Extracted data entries
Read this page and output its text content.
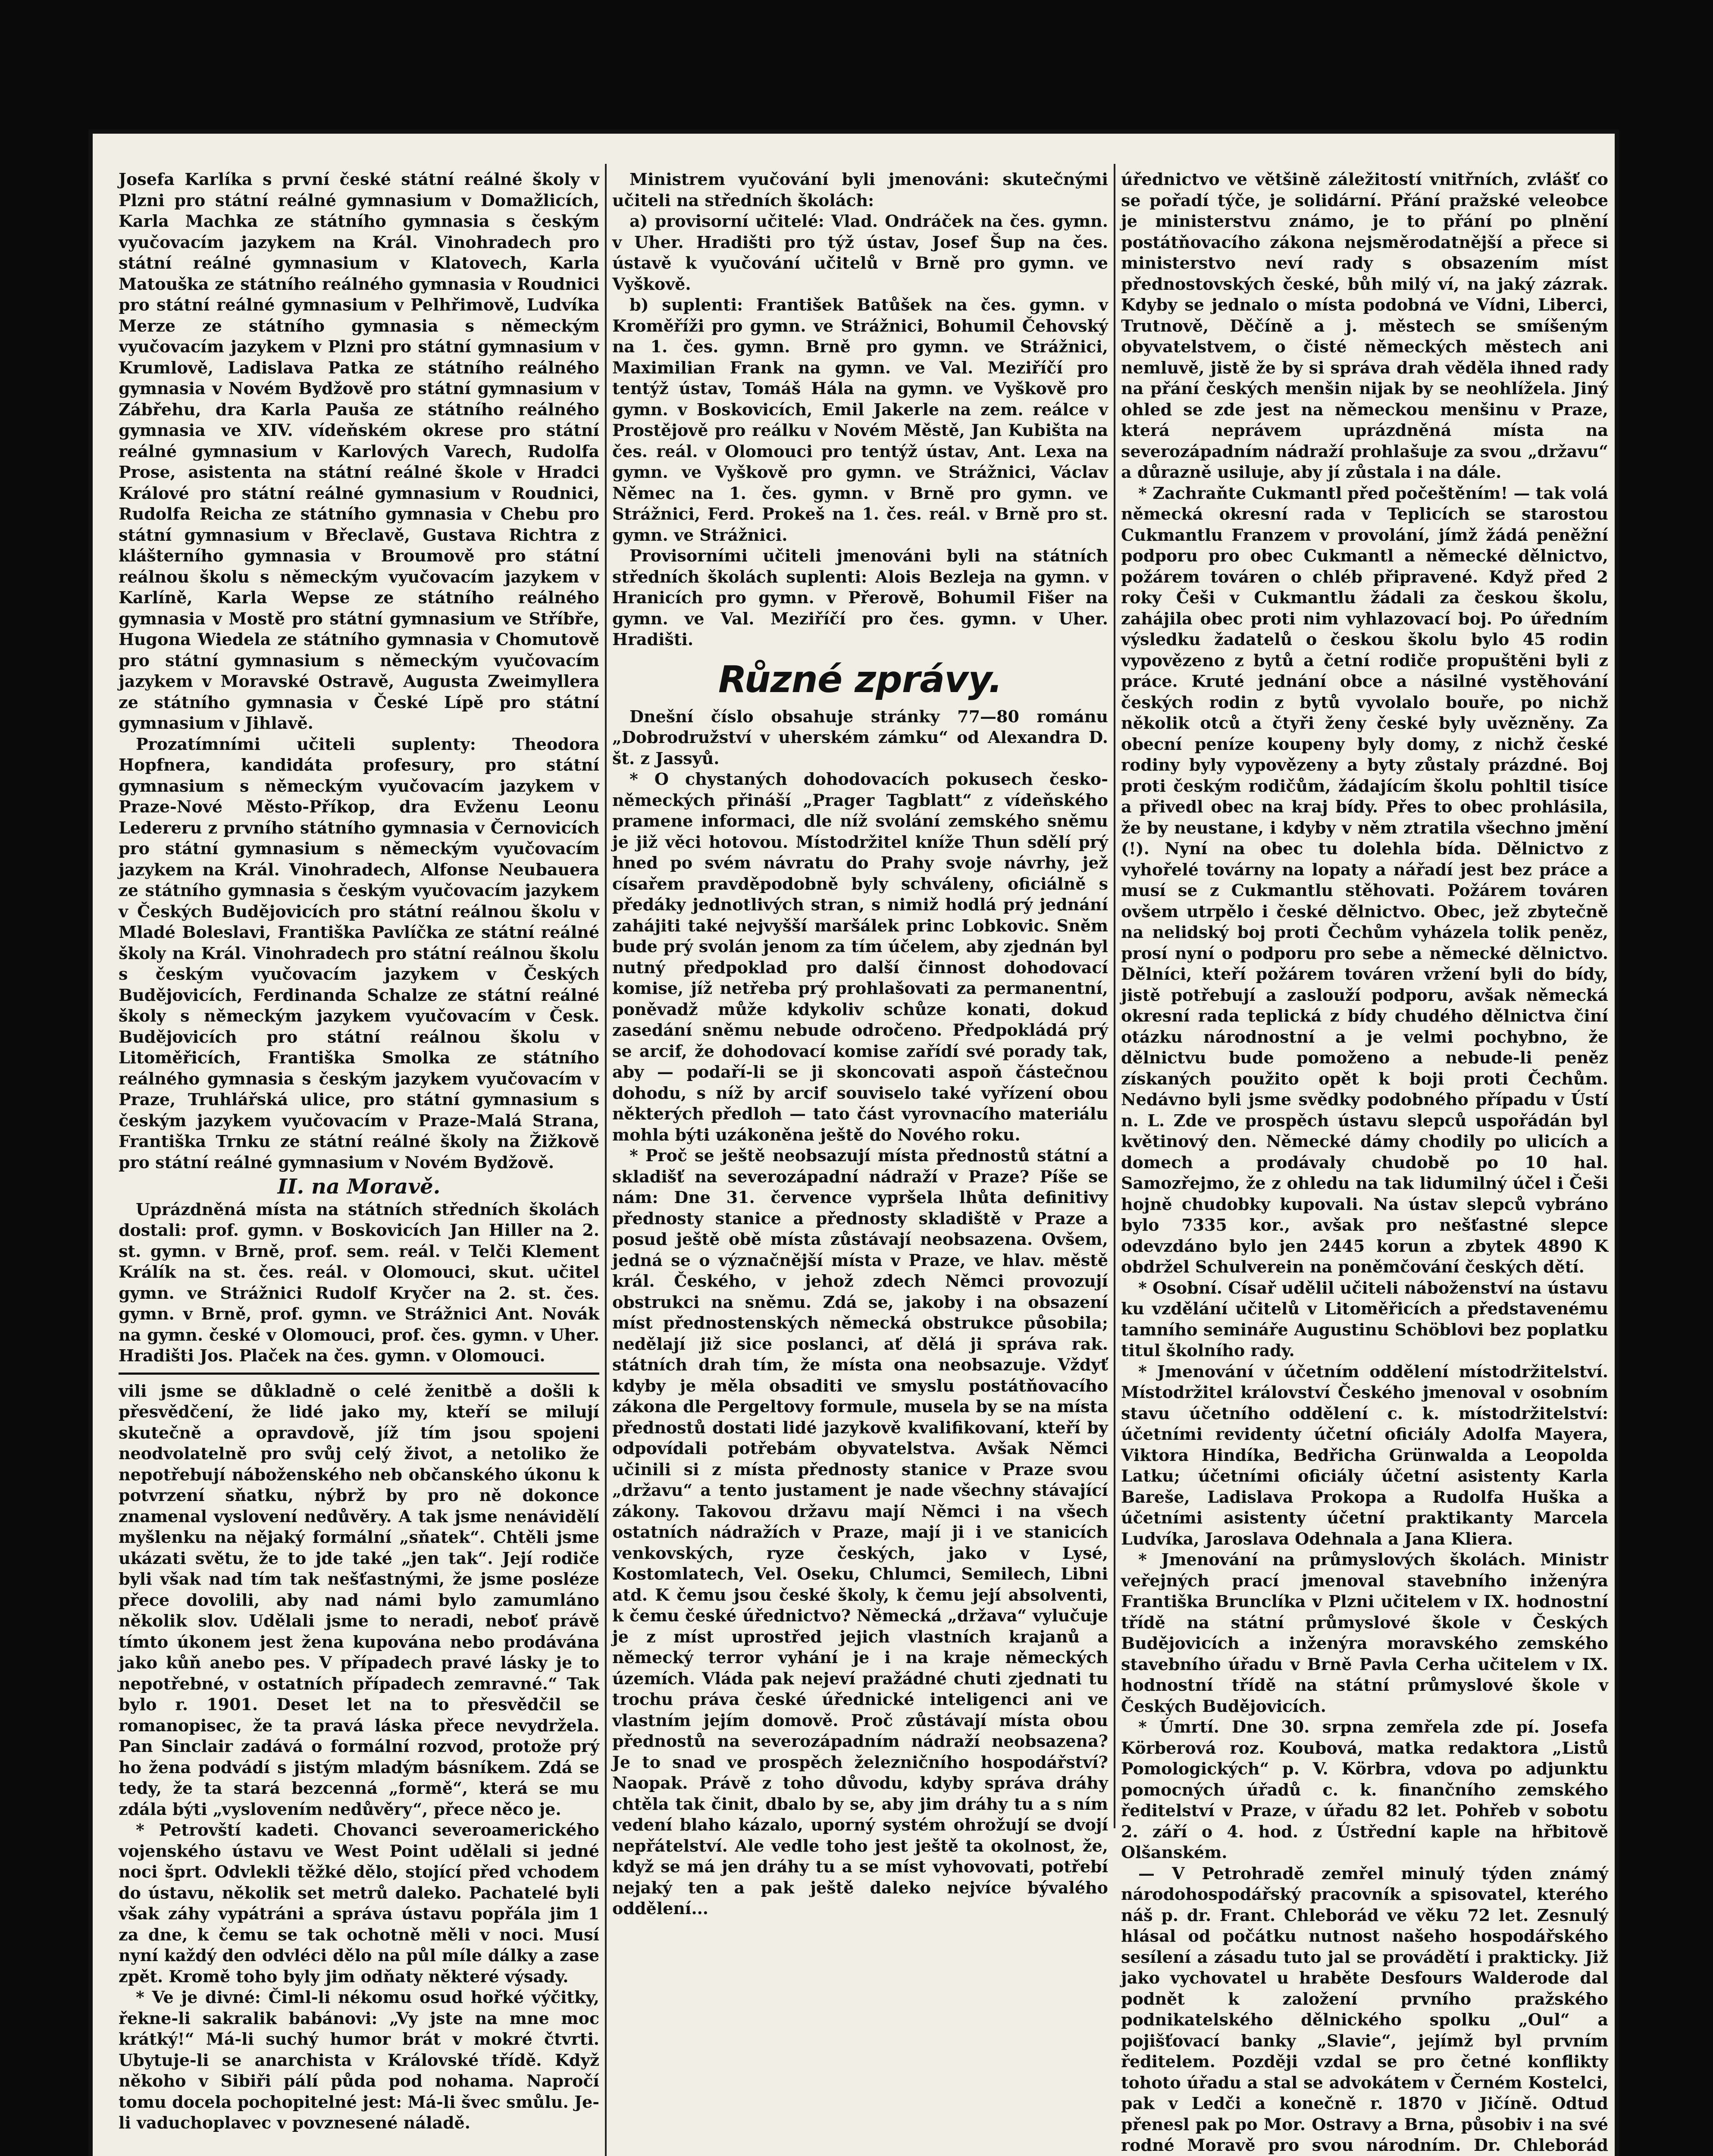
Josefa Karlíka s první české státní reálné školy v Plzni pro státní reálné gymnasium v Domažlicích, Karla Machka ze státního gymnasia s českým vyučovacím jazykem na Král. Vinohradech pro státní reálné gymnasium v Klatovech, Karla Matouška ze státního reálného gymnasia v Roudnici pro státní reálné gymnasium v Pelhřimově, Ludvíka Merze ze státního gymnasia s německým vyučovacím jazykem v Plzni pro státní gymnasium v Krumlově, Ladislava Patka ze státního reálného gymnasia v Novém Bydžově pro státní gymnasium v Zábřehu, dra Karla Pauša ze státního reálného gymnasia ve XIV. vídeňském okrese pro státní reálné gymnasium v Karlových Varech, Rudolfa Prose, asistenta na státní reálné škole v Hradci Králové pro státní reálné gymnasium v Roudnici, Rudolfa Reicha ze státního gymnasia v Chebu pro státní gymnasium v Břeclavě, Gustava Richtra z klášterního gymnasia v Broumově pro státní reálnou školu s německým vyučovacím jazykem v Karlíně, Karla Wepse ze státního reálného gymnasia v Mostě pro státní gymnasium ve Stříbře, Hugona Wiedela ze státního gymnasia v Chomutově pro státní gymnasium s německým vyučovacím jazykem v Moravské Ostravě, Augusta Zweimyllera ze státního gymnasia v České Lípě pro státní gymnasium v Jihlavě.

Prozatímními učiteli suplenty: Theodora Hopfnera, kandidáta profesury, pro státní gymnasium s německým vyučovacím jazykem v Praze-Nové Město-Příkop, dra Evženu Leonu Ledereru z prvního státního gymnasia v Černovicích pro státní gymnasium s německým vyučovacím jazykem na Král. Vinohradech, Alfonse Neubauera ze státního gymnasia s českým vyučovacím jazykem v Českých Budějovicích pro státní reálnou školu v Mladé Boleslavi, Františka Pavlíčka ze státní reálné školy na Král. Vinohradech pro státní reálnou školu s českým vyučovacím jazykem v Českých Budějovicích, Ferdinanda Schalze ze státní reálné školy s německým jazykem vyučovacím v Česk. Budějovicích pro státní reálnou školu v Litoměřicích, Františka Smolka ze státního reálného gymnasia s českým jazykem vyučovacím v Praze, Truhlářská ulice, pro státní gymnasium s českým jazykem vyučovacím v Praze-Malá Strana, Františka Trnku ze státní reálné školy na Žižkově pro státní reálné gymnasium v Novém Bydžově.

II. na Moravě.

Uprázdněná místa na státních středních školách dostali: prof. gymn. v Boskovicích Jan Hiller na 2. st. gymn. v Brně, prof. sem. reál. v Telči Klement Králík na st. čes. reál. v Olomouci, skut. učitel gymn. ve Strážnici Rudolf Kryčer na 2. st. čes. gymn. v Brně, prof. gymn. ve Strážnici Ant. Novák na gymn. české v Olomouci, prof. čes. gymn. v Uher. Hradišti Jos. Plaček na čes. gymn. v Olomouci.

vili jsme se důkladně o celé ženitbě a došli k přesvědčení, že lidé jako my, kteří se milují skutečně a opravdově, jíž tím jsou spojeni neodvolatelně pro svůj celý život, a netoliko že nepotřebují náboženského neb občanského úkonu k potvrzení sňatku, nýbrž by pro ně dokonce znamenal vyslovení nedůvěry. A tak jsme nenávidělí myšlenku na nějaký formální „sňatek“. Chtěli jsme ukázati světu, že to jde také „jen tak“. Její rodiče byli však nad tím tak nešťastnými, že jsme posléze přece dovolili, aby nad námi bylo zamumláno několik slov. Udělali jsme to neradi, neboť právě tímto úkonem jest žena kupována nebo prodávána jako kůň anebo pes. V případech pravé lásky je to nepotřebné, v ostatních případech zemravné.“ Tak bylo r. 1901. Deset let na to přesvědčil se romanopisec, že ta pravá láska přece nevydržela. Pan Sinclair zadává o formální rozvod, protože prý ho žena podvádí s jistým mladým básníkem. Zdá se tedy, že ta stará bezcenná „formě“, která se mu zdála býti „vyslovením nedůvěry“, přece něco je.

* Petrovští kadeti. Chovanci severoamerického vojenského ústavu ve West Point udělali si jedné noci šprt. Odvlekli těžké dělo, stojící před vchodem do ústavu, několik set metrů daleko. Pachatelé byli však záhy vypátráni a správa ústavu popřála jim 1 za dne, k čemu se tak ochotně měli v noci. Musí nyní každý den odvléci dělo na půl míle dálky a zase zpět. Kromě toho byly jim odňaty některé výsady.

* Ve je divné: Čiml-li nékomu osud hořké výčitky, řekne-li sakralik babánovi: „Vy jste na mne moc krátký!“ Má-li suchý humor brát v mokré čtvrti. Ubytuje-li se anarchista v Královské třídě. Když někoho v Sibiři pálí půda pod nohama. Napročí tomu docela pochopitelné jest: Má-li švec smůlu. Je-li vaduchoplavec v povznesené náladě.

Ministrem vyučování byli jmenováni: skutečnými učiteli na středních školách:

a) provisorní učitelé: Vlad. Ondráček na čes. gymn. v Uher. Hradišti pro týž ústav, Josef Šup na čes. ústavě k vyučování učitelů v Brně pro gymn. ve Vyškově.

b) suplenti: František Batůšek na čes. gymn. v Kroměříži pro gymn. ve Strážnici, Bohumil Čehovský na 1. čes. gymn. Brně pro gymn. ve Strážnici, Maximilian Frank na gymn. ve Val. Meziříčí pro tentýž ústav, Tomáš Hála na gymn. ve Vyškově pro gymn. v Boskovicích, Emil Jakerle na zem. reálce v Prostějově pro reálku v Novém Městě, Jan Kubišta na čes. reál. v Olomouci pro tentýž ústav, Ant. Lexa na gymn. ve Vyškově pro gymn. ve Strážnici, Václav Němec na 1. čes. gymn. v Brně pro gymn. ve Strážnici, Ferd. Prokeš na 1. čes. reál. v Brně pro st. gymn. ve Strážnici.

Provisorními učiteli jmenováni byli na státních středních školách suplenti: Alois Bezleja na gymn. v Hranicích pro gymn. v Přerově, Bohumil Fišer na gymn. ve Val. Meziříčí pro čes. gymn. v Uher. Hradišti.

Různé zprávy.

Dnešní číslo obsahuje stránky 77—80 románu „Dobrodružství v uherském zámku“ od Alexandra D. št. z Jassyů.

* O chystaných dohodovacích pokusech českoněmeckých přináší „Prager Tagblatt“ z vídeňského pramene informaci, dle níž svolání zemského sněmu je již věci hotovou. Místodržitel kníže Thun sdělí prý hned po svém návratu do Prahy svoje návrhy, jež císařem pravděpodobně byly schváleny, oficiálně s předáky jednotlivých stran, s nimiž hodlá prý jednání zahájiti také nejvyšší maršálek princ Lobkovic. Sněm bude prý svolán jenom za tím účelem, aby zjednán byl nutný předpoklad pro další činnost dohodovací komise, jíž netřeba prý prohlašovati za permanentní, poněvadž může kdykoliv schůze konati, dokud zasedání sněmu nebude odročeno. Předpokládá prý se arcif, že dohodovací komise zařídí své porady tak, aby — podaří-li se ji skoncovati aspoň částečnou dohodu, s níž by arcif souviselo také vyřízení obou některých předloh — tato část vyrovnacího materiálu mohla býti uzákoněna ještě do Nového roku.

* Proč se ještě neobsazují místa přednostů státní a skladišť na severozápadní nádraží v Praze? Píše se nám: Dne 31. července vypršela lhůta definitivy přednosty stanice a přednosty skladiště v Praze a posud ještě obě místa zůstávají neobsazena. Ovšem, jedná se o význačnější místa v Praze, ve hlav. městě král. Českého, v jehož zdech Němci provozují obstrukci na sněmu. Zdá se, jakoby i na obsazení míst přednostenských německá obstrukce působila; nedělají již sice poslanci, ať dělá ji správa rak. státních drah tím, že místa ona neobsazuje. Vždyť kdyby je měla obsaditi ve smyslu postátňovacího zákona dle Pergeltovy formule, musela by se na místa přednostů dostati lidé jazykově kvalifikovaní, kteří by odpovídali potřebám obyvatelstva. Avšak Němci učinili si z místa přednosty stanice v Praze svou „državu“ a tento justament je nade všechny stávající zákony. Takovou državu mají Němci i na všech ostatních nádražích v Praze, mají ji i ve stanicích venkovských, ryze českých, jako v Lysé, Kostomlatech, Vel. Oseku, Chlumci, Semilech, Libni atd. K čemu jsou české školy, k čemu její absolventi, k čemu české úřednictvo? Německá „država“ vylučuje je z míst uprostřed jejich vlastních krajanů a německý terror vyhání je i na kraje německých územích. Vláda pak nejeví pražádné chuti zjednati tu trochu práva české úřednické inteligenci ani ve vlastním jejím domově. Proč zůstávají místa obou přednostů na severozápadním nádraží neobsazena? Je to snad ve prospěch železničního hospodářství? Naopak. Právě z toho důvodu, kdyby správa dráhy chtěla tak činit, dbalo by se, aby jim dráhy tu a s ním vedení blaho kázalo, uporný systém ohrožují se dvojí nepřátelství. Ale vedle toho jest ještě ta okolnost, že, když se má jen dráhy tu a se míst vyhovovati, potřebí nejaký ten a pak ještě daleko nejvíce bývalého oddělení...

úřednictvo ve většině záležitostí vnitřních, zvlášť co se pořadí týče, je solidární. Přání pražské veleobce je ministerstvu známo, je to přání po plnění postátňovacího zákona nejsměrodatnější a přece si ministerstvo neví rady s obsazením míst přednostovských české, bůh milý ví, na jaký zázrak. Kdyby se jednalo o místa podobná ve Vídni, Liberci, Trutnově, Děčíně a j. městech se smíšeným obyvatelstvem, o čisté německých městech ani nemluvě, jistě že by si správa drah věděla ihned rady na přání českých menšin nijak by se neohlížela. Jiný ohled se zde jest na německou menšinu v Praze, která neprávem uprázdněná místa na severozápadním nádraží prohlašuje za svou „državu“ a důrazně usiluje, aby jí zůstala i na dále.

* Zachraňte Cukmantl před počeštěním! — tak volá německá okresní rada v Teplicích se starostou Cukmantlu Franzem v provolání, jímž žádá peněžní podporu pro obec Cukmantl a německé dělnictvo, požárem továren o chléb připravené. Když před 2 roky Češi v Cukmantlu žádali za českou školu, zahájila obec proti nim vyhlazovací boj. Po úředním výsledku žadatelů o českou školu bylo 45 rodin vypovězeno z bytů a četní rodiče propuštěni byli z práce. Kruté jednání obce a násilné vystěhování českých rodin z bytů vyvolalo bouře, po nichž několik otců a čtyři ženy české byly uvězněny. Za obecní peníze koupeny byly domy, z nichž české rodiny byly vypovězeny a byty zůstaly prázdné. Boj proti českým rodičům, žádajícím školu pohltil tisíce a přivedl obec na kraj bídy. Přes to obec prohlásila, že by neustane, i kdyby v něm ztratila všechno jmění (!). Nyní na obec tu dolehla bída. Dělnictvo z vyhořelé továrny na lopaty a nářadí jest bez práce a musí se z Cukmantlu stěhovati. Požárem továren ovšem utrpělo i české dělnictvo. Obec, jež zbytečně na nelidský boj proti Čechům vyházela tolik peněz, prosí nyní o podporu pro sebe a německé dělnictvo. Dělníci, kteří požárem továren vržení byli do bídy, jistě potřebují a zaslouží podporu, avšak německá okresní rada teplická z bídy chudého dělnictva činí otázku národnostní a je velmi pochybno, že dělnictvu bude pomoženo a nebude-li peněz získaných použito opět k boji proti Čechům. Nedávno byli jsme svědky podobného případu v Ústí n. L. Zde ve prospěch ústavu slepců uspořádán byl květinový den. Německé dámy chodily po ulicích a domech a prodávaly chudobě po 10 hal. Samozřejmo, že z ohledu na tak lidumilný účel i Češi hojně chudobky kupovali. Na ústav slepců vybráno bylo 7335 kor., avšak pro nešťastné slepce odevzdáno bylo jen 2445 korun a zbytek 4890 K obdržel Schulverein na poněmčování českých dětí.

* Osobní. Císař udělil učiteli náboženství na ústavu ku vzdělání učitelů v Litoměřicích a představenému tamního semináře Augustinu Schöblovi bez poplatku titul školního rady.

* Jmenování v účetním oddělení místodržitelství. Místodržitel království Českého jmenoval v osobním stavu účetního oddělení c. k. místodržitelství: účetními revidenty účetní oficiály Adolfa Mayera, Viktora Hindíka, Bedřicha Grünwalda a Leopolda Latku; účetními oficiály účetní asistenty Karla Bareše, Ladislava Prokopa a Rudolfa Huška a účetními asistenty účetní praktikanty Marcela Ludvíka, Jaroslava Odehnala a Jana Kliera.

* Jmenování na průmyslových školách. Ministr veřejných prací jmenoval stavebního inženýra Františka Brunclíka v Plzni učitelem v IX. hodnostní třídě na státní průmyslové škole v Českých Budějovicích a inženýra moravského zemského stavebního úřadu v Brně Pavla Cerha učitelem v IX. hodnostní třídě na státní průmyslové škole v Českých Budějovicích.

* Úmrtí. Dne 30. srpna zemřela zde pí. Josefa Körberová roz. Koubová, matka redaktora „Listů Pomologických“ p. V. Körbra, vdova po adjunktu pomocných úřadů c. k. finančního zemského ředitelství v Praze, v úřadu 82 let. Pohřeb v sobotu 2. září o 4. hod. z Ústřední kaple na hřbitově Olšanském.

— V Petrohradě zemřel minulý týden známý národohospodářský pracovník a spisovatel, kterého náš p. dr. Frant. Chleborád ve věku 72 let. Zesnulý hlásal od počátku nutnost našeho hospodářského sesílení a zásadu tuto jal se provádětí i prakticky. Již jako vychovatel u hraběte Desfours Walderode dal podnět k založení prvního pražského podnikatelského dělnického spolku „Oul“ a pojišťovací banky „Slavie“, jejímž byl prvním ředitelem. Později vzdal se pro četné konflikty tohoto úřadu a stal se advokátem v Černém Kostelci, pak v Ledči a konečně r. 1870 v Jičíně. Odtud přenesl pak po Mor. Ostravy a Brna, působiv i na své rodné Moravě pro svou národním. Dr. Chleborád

> _Do this_: Show every line from the listing above in which the string "učitelů" appears.

> _Expected output_:
a) provisorní učitelé: Vlad. Ondráček na čes. gymn. v Uher. Hradišti pro týž ústav, Josef Šup na čes. ústavě k vyučování učitelů v Brně pro gymn. ve Vyškově.
* Osobní. Císař udělil učiteli náboženství na ústavu ku vzdělání učitelů v Litoměřicích a představenému tamního semináře Augustinu Schöblovi bez poplatku titul školního rady.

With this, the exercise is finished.